___ Records to process

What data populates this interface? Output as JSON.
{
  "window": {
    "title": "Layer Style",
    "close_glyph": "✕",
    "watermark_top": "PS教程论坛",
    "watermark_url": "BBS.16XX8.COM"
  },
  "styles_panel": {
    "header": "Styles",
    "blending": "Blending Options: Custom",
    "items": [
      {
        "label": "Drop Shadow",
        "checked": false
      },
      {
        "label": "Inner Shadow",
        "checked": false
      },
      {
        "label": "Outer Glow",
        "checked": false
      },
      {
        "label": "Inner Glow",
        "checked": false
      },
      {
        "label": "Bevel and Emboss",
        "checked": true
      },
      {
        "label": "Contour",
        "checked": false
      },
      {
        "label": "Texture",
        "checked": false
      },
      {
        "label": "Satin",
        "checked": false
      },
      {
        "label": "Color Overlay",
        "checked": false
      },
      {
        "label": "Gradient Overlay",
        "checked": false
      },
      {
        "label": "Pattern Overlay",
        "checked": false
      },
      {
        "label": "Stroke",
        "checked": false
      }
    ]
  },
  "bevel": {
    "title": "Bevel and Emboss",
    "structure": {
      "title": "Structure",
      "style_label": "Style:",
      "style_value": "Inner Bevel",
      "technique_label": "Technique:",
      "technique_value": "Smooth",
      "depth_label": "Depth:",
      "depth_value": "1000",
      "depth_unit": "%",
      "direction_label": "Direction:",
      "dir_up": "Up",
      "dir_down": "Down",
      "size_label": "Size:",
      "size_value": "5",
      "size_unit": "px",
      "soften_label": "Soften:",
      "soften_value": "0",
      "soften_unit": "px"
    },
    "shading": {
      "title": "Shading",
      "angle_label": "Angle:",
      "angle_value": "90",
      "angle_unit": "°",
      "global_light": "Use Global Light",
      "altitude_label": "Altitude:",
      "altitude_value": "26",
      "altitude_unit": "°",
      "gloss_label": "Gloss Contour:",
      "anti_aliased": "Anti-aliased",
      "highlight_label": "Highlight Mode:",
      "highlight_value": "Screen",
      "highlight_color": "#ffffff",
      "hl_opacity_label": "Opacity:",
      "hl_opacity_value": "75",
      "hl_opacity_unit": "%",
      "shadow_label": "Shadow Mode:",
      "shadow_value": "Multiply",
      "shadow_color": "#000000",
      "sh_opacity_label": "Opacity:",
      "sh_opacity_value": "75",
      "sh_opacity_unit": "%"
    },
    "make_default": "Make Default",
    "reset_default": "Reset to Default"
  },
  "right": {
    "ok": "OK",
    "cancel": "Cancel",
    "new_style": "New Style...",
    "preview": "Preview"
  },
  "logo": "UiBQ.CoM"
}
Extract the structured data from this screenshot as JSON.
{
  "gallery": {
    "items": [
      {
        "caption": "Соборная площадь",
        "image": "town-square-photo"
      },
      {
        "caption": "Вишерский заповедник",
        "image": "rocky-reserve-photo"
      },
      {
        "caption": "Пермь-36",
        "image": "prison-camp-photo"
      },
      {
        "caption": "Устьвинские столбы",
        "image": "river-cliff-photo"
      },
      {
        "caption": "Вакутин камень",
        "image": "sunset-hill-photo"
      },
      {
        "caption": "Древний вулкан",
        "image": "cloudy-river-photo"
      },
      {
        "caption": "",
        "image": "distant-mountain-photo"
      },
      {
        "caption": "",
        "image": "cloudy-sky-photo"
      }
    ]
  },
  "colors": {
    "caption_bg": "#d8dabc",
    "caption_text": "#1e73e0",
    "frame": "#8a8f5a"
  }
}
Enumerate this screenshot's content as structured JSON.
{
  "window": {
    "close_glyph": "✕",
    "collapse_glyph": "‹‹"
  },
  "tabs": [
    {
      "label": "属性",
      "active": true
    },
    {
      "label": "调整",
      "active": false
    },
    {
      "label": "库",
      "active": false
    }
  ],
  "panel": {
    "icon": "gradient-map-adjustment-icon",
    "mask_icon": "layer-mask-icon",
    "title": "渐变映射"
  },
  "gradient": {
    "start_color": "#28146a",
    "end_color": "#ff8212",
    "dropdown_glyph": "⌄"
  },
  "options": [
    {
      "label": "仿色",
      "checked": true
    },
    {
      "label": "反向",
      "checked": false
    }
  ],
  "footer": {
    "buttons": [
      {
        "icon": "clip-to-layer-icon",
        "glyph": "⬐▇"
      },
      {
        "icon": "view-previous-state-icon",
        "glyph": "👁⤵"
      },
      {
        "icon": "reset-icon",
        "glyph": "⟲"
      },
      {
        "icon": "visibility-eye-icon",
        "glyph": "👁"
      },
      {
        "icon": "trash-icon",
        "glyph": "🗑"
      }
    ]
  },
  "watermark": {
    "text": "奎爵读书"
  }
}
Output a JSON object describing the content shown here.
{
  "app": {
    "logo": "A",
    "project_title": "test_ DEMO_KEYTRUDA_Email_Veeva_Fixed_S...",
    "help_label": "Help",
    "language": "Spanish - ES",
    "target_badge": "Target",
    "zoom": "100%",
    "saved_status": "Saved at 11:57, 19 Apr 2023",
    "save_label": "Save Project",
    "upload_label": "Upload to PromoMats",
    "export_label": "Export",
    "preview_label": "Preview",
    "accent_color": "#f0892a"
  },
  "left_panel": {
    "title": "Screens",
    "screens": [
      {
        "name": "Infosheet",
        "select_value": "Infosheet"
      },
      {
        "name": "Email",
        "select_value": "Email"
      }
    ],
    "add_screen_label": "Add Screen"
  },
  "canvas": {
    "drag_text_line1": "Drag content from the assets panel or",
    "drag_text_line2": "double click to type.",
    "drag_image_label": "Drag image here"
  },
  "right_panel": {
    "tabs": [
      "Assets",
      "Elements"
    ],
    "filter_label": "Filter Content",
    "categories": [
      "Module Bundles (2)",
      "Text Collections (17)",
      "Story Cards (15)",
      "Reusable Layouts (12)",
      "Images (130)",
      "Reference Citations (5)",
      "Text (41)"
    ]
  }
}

______

**Task description:**
Repeat the records exactly, including every line.

**Solution below:**
What data populates this interface? Output as JSON.
{
  "window": {
    "title": "Layer Style",
    "close_glyph": "✕",
    "watermark_top": "PS教程论坛",
    "watermark_url": "BBS.16XX8.COM"
  },
  "styles_panel": {
    "header": "Styles",
    "blending": "Blending Options: Custom",
    "items": [
      {
        "label": "Drop Shadow",
        "checked": false
      },
      {
        "label": "Inner Shadow",
        "checked": false
      },
      {
        "label": "Outer Glow",
        "checked": false
      },
      {
        "label": "Inner Glow",
        "checked": false
      },
      {
        "label": "Bevel and Emboss",
        "checked": true
      },
      {
        "label": "Contour",
        "checked": false
      },
      {
        "label": "Texture",
        "checked": false
      },
      {
        "label": "Satin",
        "checked": false
      },
      {
        "label": "Color Overlay",
        "checked": false
      },
      {
        "label": "Gradient Overlay",
        "checked": false
      },
      {
        "label": "Pattern Overlay",
        "checked": false
      },
      {
        "label": "Stroke",
        "checked": false
      }
    ]
  },
  "bevel": {
    "title": "Bevel and Emboss",
    "structure": {
      "title": "Structure",
      "style_label": "Style:",
      "style_value": "Inner Bevel",
      "technique_label": "Technique:",
      "technique_value": "Smooth",
      "depth_label": "Depth:",
      "depth_value": "1000",
      "depth_unit": "%",
      "direction_label": "Direction:",
      "dir_up": "Up",
      "dir_down": "Down",
      "size_label": "Size:",
      "size_value": "5",
      "size_unit": "px",
      "soften_label": "Soften:",
      "soften_value": "0",
      "soften_unit": "px"
    },
    "shading": {
      "title": "Shading",
      "angle_label": "Angle:",
      "angle_value": "90",
      "angle_unit": "°",
      "global_light": "Use Global Light",
      "altitude_label": "Altitude:",
      "altitude_value": "26",
      "altitude_unit": "°",
      "gloss_label": "Gloss Contour:",
      "anti_aliased": "Anti-aliased",
      "highlight_label": "Highlight Mode:",
      "highlight_value": "Screen",
      "highlight_color": "#ffffff",
      "hl_opacity_label": "Opacity:",
      "hl_opacity_value": "75",
      "hl_opacity_unit": "%",
      "shadow_label": "Shadow Mode:",
      "shadow_value": "Multiply",
      "shadow_color": "#000000",
      "sh_opacity_label": "Opacity:",
      "sh_opacity_value": "75",
      "sh_opacity_unit": "%"
    },
    "make_default": "Make Default",
    "reset_default": "Reset to Default"
  },
  "right": {
    "ok": "OK",
    "cancel": "Cancel",
    "new_style": "New Style...",
    "preview": "Preview"
  },
  "logo": "UiBQ.CoM"
}
Extract the structured data from this screenshot as JSON.
{
  "gallery": {
    "items": [
      {
        "caption": "Соборная площадь",
        "image": "town-square-photo"
      },
      {
        "caption": "Вишерский заповедник",
        "image": "rocky-reserve-photo"
      },
      {
        "caption": "Пермь-36",
        "image": "prison-camp-photo"
      },
      {
        "caption": "Устьвинские столбы",
        "image": "river-cliff-photo"
      },
      {
        "caption": "Вакутин камень",
        "image": "sunset-hill-photo"
      },
      {
        "caption": "Древний вулкан",
        "image": "cloudy-river-photo"
      },
      {
        "caption": "",
        "image": "distant-mountain-photo"
      },
      {
        "caption": "",
        "image": "cloudy-sky-photo"
      }
    ]
  },
  "colors": {
    "caption_bg": "#d8dabc",
    "caption_text": "#1e73e0",
    "frame": "#8a8f5a"
  }
}
Enumerate this screenshot's content as structured JSON.
{
  "window": {
    "close_glyph": "✕",
    "collapse_glyph": "‹‹"
  },
  "tabs": [
    {
      "label": "属性",
      "active": true
    },
    {
      "label": "调整",
      "active": false
    },
    {
      "label": "库",
      "active": false
    }
  ],
  "panel": {
    "icon": "gradient-map-adjustment-icon",
    "mask_icon": "layer-mask-icon",
    "title": "渐变映射"
  },
  "gradient": {
    "start_color": "#28146a",
    "end_color": "#ff8212",
    "dropdown_glyph": "⌄"
  },
  "options": [
    {
      "label": "仿色",
      "checked": true
    },
    {
      "label": "反向",
      "checked": false
    }
  ],
  "footer": {
    "buttons": [
      {
        "icon": "clip-to-layer-icon",
        "glyph": "⬐▇"
      },
      {
        "icon": "view-previous-state-icon",
        "glyph": "👁⤵"
      },
      {
        "icon": "reset-icon",
        "glyph": "⟲"
      },
      {
        "icon": "visibility-eye-icon",
        "glyph": "👁"
      },
      {
        "icon": "trash-icon",
        "glyph": "🗑"
      }
    ]
  },
  "watermark": {
    "text": "奎爵读书"
  }
}
Output a JSON object describing the content shown here.
{
  "app": {
    "logo": "A",
    "project_title": "test_ DEMO_KEYTRUDA_Email_Veeva_Fixed_S...",
    "help_label": "Help",
    "language": "Spanish - ES",
    "target_badge": "Target",
    "zoom": "100%",
    "saved_status": "Saved at 11:57, 19 Apr 2023",
    "save_label": "Save Project",
    "upload_label": "Upload to PromoMats",
    "export_label": "Export",
    "preview_label": "Preview",
    "accent_color": "#f0892a"
  },
  "left_panel": {
    "title": "Screens",
    "screens": [
      {
        "name": "Infosheet",
        "select_value": "Infosheet"
      },
      {
        "name": "Email",
        "select_value": "Email"
      }
    ],
    "add_screen_label": "Add Screen"
  },
  "canvas": {
    "drag_text_line1": "Drag content from the assets panel or",
    "drag_text_line2": "double click to type.",
    "drag_image_label": "Drag image here"
  },
  "right_panel": {
    "tabs": [
      "Assets",
      "Elements"
    ],
    "filter_label": "Filter Content",
    "categories": [
      "Module Bundles (2)",
      "Text Collections (17)",
      "Story Cards (15)",
      "Reusable Layouts (12)",
      "Images (130)",
      "Reference Citations (5)",
      "Text (41)"
    ]
  }
}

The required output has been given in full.